START DATA FOR REVIEW
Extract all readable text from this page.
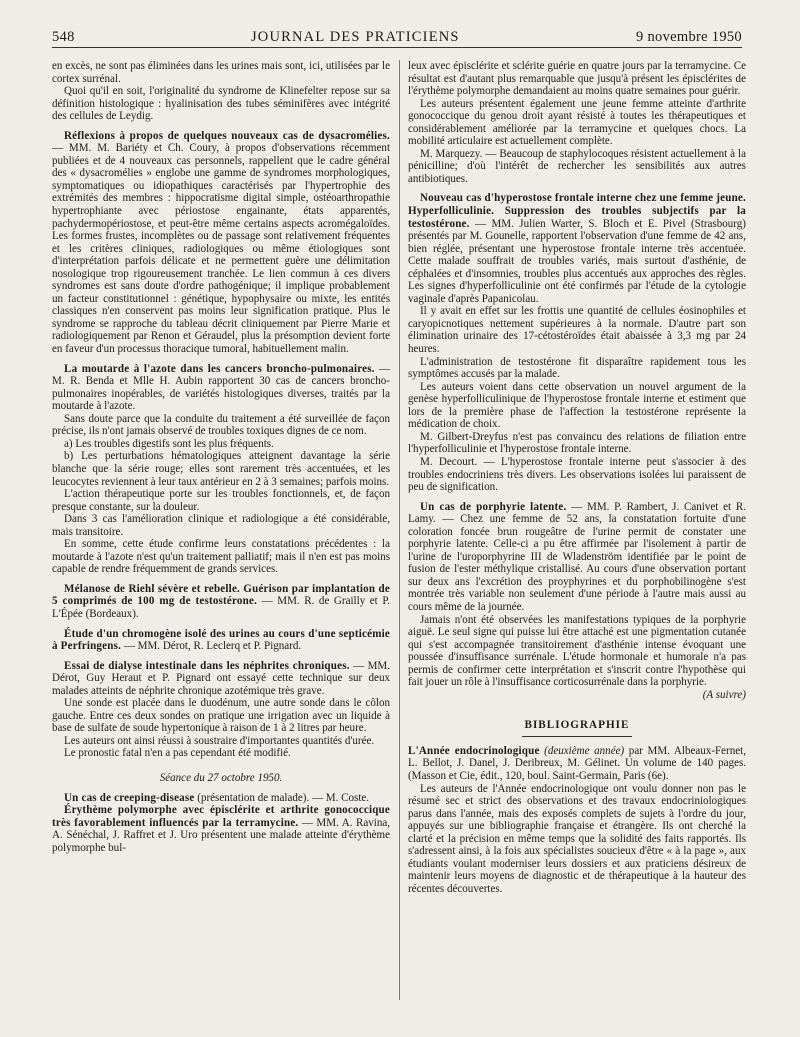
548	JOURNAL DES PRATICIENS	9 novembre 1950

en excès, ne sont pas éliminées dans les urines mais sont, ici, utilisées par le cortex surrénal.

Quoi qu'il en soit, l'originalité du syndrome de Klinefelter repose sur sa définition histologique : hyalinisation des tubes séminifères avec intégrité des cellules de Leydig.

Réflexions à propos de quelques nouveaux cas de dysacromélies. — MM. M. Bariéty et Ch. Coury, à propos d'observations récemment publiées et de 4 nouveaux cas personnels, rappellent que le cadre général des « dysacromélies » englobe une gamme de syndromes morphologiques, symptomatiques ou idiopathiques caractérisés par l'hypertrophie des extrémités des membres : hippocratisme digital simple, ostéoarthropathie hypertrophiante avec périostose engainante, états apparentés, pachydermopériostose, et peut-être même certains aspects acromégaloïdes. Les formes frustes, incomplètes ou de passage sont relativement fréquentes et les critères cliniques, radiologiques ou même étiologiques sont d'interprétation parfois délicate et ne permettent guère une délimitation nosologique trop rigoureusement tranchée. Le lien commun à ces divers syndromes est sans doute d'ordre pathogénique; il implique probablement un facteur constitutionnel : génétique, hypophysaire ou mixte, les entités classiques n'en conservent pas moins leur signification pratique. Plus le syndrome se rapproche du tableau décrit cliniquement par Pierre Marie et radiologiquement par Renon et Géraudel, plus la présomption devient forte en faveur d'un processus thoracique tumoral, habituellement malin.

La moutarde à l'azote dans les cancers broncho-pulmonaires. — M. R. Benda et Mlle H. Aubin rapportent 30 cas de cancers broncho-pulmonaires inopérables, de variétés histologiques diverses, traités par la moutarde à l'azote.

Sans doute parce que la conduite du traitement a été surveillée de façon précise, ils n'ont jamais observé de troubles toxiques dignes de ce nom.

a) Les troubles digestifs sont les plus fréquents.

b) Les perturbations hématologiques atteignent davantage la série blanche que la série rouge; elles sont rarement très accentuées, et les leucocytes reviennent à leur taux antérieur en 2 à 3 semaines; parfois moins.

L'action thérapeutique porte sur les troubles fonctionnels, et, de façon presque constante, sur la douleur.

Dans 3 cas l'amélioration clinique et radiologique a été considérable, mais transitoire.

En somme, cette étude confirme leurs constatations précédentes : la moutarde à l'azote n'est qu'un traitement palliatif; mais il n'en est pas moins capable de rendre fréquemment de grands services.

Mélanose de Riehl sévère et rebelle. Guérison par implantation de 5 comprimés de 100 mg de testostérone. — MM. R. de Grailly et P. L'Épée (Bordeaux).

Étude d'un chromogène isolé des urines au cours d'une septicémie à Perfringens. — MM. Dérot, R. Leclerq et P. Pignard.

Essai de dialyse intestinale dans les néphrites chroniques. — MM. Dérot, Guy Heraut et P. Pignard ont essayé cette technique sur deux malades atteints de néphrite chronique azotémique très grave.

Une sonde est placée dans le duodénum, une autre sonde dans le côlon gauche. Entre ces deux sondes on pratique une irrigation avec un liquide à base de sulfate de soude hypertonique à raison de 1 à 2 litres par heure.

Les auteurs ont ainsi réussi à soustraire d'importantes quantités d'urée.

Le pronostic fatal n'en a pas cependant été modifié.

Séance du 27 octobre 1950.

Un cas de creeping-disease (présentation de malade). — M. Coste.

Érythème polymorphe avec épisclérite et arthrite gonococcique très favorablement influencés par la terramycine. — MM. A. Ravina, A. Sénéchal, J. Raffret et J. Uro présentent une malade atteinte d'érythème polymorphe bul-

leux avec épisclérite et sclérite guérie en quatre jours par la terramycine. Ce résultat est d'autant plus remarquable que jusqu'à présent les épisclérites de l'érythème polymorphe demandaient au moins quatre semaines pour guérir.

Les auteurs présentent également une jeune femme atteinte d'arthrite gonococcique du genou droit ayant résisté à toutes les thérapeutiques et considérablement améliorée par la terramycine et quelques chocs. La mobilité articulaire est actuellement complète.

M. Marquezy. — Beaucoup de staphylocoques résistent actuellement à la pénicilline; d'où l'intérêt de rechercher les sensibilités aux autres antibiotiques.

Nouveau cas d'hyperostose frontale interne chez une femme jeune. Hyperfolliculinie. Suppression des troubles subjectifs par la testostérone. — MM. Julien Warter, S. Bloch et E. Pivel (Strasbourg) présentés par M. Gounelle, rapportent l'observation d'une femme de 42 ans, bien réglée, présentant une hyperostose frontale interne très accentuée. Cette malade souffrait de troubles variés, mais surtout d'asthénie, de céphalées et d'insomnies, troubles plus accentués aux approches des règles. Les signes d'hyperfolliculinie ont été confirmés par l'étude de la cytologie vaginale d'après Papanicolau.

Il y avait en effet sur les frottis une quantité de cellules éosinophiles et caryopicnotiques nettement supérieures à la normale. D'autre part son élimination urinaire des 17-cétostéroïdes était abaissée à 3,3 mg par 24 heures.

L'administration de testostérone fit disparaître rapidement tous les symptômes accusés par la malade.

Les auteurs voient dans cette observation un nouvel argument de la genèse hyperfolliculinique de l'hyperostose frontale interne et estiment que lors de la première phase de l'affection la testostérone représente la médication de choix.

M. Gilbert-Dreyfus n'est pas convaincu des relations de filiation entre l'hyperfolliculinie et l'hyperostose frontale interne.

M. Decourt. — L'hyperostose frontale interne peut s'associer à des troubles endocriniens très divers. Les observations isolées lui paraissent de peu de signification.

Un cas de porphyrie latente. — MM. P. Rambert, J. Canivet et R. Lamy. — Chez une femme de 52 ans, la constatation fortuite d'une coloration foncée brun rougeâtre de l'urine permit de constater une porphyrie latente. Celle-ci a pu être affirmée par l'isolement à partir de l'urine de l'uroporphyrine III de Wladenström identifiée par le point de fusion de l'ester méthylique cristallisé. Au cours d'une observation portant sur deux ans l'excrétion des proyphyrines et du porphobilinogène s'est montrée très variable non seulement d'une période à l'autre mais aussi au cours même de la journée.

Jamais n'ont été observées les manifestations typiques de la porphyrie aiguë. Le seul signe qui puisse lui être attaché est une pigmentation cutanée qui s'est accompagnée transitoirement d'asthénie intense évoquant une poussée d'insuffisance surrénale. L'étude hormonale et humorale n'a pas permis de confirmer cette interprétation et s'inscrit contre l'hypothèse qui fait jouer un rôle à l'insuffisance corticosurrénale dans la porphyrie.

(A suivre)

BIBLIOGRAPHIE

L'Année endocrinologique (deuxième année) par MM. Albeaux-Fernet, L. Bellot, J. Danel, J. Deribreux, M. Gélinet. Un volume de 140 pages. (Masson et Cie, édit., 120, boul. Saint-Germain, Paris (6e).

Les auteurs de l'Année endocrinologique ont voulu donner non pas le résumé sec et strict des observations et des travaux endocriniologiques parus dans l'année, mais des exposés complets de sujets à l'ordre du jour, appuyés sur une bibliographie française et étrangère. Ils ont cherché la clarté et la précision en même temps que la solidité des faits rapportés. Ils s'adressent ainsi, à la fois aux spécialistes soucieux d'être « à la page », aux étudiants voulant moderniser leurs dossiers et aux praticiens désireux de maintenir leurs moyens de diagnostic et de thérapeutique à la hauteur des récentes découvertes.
END DATA FOR REVIEW
#### HOW TO COMPLETE THIS TASK:
Would you give the entries above again verbatim, omitting the images they contain?

#### ANSWER BOX:
Extract all readable text from this page.
548	JOURNAL DES PRATICIENS	9 novembre 1950

en excès, ne sont pas éliminées dans les urines mais sont, ici, utilisées par le cortex surrénal.

Quoi qu'il en soit, l'originalité du syndrome de Klinefelter repose sur sa définition histologique : hyalinisation des tubes séminifères avec intégrité des cellules de Leydig.

Réflexions à propos de quelques nouveaux cas de dysacromélies. — MM. M. Bariéty et Ch. Coury, à propos d'observations récemment publiées et de 4 nouveaux cas personnels, rappellent que le cadre général des « dysacromélies » englobe une gamme de syndromes morphologiques, symptomatiques ou idiopathiques caractérisés par l'hypertrophie des extrémités des membres : hippocratisme digital simple, ostéoarthropathie hypertrophiante avec périostose engainante, états apparentés, pachydermopériostose, et peut-être même certains aspects acromégaloïdes. Les formes frustes, incomplètes ou de passage sont relativement fréquentes et les critères cliniques, radiologiques ou même étiologiques sont d'interprétation parfois délicate et ne permettent guère une délimitation nosologique trop rigoureusement tranchée. Le lien commun à ces divers syndromes est sans doute d'ordre pathogénique; il implique probablement un facteur constitutionnel : génétique, hypophysaire ou mixte, les entités classiques n'en conservent pas moins leur signification pratique. Plus le syndrome se rapproche du tableau décrit cliniquement par Pierre Marie et radiologiquement par Renon et Géraudel, plus la présomption devient forte en faveur d'un processus thoracique tumoral, habituellement malin.

La moutarde à l'azote dans les cancers broncho-pulmonaires. — M. R. Benda et Mlle H. Aubin rapportent 30 cas de cancers broncho-pulmonaires inopérables, de variétés histologiques diverses, traités par la moutarde à l'azote.

Sans doute parce que la conduite du traitement a été surveillée de façon précise, ils n'ont jamais observé de troubles toxiques dignes de ce nom.

a) Les troubles digestifs sont les plus fréquents.

b) Les perturbations hématologiques atteignent davantage la série blanche que la série rouge; elles sont rarement très accentuées, et les leucocytes reviennent à leur taux antérieur en 2 à 3 semaines; parfois moins.

L'action thérapeutique porte sur les troubles fonctionnels, et, de façon presque constante, sur la douleur.

Dans 3 cas l'amélioration clinique et radiologique a été considérable, mais transitoire.

En somme, cette étude confirme leurs constatations précédentes : la moutarde à l'azote n'est qu'un traitement palliatif; mais il n'en est pas moins capable de rendre fréquemment de grands services.

Mélanose de Riehl sévère et rebelle. Guérison par implantation de 5 comprimés de 100 mg de testostérone. — MM. R. de Grailly et P. L'Épée (Bordeaux).

Étude d'un chromogène isolé des urines au cours d'une septicémie à Perfringens. — MM. Dérot, R. Leclerq et P. Pignard.

Essai de dialyse intestinale dans les néphrites chroniques. — MM. Dérot, Guy Heraut et P. Pignard ont essayé cette technique sur deux malades atteints de néphrite chronique azotémique très grave.

Une sonde est placée dans le duodénum, une autre sonde dans le côlon gauche. Entre ces deux sondes on pratique une irrigation avec un liquide à base de sulfate de soude hypertonique à raison de 1 à 2 litres par heure.

Les auteurs ont ainsi réussi à soustraire d'importantes quantités d'urée.

Le pronostic fatal n'en a pas cependant été modifié.

Séance du 27 octobre 1950.

Un cas de creeping-disease (présentation de malade). — M. Coste.

Érythème polymorphe avec épisclérite et arthrite gonococcique très favorablement influencés par la terramycine. — MM. A. Ravina, A. Sénéchal, J. Raffret et J. Uro présentent une malade atteinte d'érythème polymorphe bul-

leux avec épisclérite et sclérite guérie en quatre jours par la terramycine. Ce résultat est d'autant plus remarquable que jusqu'à présent les épisclérites de l'érythème polymorphe demandaient au moins quatre semaines pour guérir.

Les auteurs présentent également une jeune femme atteinte d'arthrite gonococcique du genou droit ayant résisté à toutes les thérapeutiques et considérablement améliorée par la terramycine et quelques chocs. La mobilité articulaire est actuellement complète.

M. Marquezy. — Beaucoup de staphylocoques résistent actuellement à la pénicilline; d'où l'intérêt de rechercher les sensibilités aux autres antibiotiques.

Nouveau cas d'hyperostose frontale interne chez une femme jeune. Hyperfolliculinie. Suppression des troubles subjectifs par la testostérone. — MM. Julien Warter, S. Bloch et E. Pivel (Strasbourg) présentés par M. Gounelle, rapportent l'observation d'une femme de 42 ans, bien réglée, présentant une hyperostose frontale interne très accentuée. Cette malade souffrait de troubles variés, mais surtout d'asthénie, de céphalées et d'insomnies, troubles plus accentués aux approches des règles. Les signes d'hyperfolliculinie ont été confirmés par l'étude de la cytologie vaginale d'après Papanicolau.

Il y avait en effet sur les frottis une quantité de cellules éosinophiles et caryopicnotiques nettement supérieures à la normale. D'autre part son élimination urinaire des 17-cétostéroïdes était abaissée à 3,3 mg par 24 heures.

L'administration de testostérone fit disparaître rapidement tous les symptômes accusés par la malade.

Les auteurs voient dans cette observation un nouvel argument de la genèse hyperfolliculinique de l'hyperostose frontale interne et estiment que lors de la première phase de l'affection la testostérone représente la médication de choix.

M. Gilbert-Dreyfus n'est pas convaincu des relations de filiation entre l'hyperfolliculinie et l'hyperostose frontale interne.

M. Decourt. — L'hyperostose frontale interne peut s'associer à des troubles endocriniens très divers. Les observations isolées lui paraissent de peu de signification.

Un cas de porphyrie latente. — MM. P. Rambert, J. Canivet et R. Lamy. — Chez une femme de 52 ans, la constatation fortuite d'une coloration foncée brun rougeâtre de l'urine permit de constater une porphyrie latente. Celle-ci a pu être affirmée par l'isolement à partir de l'urine de l'uroporphyrine III de Wladenström identifiée par le point de fusion de l'ester méthylique cristallisé. Au cours d'une observation portant sur deux ans l'excrétion des proyphyrines et du porphobilinogène s'est montrée très variable non seulement d'une période à l'autre mais aussi au cours même de la journée.

Jamais n'ont été observées les manifestations typiques de la porphyrie aiguë. Le seul signe qui puisse lui être attaché est une pigmentation cutanée qui s'est accompagnée transitoirement d'asthénie intense évoquant une poussée d'insuffisance surrénale. L'étude hormonale et humorale n'a pas permis de confirmer cette interprétation et s'inscrit contre l'hypothèse qui fait jouer un rôle à l'insuffisance corticosurrénale dans la porphyrie.

(A suivre)

BIBLIOGRAPHIE

L'Année endocrinologique (deuxième année) par MM. Albeaux-Fernet, L. Bellot, J. Danel, J. Deribreux, M. Gélinet. Un volume de 140 pages. (Masson et Cie, édit., 120, boul. Saint-Germain, Paris (6e).

Les auteurs de l'Année endocrinologique ont voulu donner non pas le résumé sec et strict des observations et des travaux endocriniologiques parus dans l'année, mais des exposés complets de sujets à l'ordre du jour, appuyés sur une bibliographie française et étrangère. Ils ont cherché la clarté et la précision en même temps que la solidité des faits rapportés. Ils s'adressent ainsi, à la fois aux spécialistes soucieux d'être « à la page », aux étudiants voulant moderniser leurs dossiers et aux praticiens désireux de maintenir leurs moyens de diagnostic et de thérapeutique à la hauteur des récentes découvertes.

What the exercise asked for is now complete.